◆ What is being asked
Work out the number of lines with the word "exercises" in the material below, then reply with that number only.

===

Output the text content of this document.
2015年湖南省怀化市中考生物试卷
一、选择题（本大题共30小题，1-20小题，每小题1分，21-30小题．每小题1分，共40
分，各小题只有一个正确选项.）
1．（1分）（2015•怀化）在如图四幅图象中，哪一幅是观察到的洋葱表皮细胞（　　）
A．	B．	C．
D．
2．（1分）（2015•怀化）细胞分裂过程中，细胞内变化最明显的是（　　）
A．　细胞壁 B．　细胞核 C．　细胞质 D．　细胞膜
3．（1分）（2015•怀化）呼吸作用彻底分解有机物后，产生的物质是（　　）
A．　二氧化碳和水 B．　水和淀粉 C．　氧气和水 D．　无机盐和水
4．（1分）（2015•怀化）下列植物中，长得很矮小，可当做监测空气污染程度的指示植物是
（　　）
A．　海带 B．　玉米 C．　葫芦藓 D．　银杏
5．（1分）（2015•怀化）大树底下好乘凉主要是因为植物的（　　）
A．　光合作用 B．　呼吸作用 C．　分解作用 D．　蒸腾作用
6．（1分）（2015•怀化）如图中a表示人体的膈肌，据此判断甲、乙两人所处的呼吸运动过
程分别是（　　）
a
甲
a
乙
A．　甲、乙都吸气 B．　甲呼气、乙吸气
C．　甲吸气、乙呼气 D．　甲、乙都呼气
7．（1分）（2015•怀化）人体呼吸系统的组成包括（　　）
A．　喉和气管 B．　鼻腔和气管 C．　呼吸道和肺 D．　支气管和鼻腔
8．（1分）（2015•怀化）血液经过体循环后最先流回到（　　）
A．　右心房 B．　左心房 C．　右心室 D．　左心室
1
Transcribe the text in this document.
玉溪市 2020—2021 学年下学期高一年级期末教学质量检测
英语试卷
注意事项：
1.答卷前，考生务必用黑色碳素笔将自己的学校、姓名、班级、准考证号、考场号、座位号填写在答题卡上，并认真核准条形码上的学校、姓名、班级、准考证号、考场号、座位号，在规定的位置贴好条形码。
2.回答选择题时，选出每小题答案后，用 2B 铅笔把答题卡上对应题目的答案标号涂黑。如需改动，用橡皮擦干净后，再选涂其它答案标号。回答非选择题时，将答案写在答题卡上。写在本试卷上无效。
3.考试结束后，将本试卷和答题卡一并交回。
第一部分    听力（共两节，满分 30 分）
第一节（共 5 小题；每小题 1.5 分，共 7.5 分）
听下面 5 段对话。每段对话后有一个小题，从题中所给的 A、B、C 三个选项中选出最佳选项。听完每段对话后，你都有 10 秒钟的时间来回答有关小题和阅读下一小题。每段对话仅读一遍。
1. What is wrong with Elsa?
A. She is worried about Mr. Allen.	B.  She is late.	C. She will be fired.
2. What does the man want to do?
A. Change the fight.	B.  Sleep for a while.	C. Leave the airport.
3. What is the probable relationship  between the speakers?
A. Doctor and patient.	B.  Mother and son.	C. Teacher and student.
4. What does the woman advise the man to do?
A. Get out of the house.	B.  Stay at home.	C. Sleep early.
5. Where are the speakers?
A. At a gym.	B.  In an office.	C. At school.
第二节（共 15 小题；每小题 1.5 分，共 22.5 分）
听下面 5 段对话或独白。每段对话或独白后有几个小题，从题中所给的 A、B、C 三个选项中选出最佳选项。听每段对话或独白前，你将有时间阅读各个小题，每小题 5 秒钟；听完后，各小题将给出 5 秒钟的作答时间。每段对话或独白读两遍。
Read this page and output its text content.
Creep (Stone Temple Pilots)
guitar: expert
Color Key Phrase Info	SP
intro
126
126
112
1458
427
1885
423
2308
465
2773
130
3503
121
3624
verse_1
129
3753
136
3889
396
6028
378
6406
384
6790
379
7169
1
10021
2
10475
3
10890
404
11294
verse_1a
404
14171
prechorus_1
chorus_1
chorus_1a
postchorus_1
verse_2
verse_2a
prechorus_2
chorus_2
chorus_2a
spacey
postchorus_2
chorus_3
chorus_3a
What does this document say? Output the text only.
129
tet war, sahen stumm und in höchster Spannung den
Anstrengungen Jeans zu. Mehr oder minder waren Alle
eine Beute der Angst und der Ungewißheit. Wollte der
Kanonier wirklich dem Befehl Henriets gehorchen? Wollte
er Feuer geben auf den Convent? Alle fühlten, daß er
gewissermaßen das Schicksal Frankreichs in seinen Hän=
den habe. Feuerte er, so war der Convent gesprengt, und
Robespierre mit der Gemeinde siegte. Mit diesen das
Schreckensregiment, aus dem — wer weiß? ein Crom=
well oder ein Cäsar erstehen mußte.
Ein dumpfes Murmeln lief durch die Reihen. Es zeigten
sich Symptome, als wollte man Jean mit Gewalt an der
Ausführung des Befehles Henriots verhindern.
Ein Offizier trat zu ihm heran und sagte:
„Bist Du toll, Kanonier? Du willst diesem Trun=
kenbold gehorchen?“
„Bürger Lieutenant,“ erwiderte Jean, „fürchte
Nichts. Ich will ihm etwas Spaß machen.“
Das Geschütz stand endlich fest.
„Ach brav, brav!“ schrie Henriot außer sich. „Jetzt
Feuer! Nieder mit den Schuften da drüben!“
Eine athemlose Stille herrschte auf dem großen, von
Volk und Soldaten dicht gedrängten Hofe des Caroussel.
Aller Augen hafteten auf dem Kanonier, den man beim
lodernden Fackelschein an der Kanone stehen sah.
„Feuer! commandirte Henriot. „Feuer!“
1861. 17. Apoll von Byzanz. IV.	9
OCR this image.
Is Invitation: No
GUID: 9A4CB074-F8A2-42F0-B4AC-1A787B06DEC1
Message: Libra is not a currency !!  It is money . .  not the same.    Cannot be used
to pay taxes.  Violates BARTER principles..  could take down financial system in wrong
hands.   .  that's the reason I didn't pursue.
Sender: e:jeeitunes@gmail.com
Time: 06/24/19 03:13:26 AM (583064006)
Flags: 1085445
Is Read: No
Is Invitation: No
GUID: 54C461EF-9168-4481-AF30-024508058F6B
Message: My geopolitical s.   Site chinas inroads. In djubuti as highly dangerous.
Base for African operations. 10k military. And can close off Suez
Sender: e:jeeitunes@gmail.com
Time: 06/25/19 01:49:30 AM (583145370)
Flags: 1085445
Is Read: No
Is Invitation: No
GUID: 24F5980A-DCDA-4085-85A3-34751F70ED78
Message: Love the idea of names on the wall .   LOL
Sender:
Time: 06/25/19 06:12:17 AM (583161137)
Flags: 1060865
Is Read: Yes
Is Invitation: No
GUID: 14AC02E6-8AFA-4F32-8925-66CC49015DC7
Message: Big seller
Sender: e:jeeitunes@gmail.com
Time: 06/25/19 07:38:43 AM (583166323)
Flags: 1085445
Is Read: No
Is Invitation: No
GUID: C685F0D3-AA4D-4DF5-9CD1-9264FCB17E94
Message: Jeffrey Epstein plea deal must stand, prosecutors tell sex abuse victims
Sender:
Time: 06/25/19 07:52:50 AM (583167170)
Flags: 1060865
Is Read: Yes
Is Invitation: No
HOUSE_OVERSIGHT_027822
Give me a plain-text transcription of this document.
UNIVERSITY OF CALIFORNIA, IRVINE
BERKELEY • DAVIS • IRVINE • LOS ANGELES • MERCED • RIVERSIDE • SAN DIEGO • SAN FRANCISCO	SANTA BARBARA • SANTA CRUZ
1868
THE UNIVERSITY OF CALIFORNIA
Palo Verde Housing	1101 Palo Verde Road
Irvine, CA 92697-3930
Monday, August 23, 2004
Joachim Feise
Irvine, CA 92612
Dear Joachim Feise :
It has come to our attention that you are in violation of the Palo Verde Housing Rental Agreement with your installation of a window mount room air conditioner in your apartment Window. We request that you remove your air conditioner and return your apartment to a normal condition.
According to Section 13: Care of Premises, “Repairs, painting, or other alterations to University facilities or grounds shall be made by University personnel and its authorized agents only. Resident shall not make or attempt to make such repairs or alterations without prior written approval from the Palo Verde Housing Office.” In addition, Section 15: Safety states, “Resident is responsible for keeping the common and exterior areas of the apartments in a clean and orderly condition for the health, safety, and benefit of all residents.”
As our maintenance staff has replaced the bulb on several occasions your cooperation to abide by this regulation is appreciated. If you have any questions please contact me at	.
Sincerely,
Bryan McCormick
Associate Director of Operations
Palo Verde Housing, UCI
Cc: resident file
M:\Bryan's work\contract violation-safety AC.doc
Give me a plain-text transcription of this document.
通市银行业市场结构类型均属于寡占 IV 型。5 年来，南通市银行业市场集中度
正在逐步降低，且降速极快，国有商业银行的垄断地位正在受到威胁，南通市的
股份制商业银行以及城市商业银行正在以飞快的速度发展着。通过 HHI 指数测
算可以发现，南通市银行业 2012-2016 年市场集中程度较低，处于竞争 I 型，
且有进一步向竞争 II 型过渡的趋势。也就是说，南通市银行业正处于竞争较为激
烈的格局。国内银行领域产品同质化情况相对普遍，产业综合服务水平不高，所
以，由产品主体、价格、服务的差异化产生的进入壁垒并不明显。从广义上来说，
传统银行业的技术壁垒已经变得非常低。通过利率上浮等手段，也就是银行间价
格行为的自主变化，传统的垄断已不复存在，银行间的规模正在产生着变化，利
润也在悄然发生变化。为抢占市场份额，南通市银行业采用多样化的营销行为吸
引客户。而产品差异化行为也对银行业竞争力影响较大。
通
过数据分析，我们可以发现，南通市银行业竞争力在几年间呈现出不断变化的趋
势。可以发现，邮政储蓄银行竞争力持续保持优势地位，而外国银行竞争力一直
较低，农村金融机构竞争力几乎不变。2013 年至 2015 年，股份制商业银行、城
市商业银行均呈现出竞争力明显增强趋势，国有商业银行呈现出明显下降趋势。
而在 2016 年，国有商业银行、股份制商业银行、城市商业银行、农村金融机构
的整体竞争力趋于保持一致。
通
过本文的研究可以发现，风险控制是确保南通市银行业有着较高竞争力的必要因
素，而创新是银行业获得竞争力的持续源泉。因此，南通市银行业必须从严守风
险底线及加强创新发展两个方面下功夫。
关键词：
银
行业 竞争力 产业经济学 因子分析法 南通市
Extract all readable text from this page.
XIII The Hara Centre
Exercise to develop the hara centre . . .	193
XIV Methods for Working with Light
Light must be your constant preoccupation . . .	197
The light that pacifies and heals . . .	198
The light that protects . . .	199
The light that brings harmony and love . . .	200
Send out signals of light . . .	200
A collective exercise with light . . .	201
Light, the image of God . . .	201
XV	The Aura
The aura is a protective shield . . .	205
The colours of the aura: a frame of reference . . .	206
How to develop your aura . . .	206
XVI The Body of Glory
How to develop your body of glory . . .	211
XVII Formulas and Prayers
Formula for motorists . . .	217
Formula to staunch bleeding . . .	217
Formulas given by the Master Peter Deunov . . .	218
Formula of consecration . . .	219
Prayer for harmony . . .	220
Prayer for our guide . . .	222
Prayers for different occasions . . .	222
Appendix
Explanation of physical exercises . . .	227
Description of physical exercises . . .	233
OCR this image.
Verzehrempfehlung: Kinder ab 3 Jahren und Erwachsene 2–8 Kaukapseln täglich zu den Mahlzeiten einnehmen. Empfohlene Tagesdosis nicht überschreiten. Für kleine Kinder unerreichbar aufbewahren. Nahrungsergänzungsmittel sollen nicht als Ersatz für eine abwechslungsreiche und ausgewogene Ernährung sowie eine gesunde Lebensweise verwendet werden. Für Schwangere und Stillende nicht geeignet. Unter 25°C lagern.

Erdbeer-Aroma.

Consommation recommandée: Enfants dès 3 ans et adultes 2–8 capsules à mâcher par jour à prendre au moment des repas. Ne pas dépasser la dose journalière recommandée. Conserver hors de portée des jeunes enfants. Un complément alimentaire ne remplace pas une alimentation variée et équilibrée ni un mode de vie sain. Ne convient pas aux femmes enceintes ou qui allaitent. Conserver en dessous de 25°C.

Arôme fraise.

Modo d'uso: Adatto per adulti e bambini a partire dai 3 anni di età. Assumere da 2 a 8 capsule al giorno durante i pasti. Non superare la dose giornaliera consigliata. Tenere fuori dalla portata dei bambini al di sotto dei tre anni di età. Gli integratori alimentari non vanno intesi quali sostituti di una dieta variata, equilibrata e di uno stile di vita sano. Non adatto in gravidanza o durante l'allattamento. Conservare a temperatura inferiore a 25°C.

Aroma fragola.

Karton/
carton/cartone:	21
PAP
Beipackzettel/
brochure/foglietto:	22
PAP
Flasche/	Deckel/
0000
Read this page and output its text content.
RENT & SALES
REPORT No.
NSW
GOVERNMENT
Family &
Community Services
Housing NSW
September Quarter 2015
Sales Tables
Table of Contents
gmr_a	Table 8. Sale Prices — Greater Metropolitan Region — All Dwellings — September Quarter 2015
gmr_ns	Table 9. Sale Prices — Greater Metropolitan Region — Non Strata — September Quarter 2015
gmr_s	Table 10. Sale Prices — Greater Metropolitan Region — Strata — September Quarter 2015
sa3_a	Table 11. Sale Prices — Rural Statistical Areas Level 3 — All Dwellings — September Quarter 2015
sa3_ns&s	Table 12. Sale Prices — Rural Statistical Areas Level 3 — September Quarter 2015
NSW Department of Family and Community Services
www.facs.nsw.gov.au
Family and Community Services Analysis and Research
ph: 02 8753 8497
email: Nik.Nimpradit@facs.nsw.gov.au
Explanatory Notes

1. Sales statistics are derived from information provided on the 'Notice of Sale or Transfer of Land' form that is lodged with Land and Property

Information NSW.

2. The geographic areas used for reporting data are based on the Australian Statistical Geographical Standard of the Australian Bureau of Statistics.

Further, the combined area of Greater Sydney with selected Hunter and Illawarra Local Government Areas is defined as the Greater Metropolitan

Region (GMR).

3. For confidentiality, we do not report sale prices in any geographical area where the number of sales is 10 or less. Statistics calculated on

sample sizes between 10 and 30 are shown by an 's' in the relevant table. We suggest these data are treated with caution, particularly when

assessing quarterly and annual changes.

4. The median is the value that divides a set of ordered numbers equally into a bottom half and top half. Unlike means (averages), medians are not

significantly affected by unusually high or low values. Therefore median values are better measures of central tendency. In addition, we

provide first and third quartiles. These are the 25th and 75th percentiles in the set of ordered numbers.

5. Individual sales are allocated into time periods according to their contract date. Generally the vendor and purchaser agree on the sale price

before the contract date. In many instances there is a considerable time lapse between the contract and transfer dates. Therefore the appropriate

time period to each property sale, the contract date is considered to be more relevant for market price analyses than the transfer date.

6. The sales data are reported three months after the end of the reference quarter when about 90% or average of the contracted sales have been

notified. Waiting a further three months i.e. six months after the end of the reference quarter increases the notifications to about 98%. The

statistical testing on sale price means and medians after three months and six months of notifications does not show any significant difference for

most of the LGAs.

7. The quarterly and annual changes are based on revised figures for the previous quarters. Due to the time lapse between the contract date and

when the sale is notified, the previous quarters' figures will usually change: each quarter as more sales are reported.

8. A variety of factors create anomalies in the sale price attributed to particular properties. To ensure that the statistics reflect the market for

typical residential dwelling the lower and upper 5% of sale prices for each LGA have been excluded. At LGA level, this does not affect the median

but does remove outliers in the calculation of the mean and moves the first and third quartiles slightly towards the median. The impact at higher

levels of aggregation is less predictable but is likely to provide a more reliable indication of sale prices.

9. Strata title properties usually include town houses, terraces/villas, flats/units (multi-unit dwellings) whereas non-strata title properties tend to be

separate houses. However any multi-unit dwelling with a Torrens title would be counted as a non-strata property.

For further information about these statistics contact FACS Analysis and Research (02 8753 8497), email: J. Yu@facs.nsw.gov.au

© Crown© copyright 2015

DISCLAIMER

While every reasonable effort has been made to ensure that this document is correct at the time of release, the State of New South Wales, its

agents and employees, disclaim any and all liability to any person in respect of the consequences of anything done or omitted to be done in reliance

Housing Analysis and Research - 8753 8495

===

◆ Answer to this exercise
2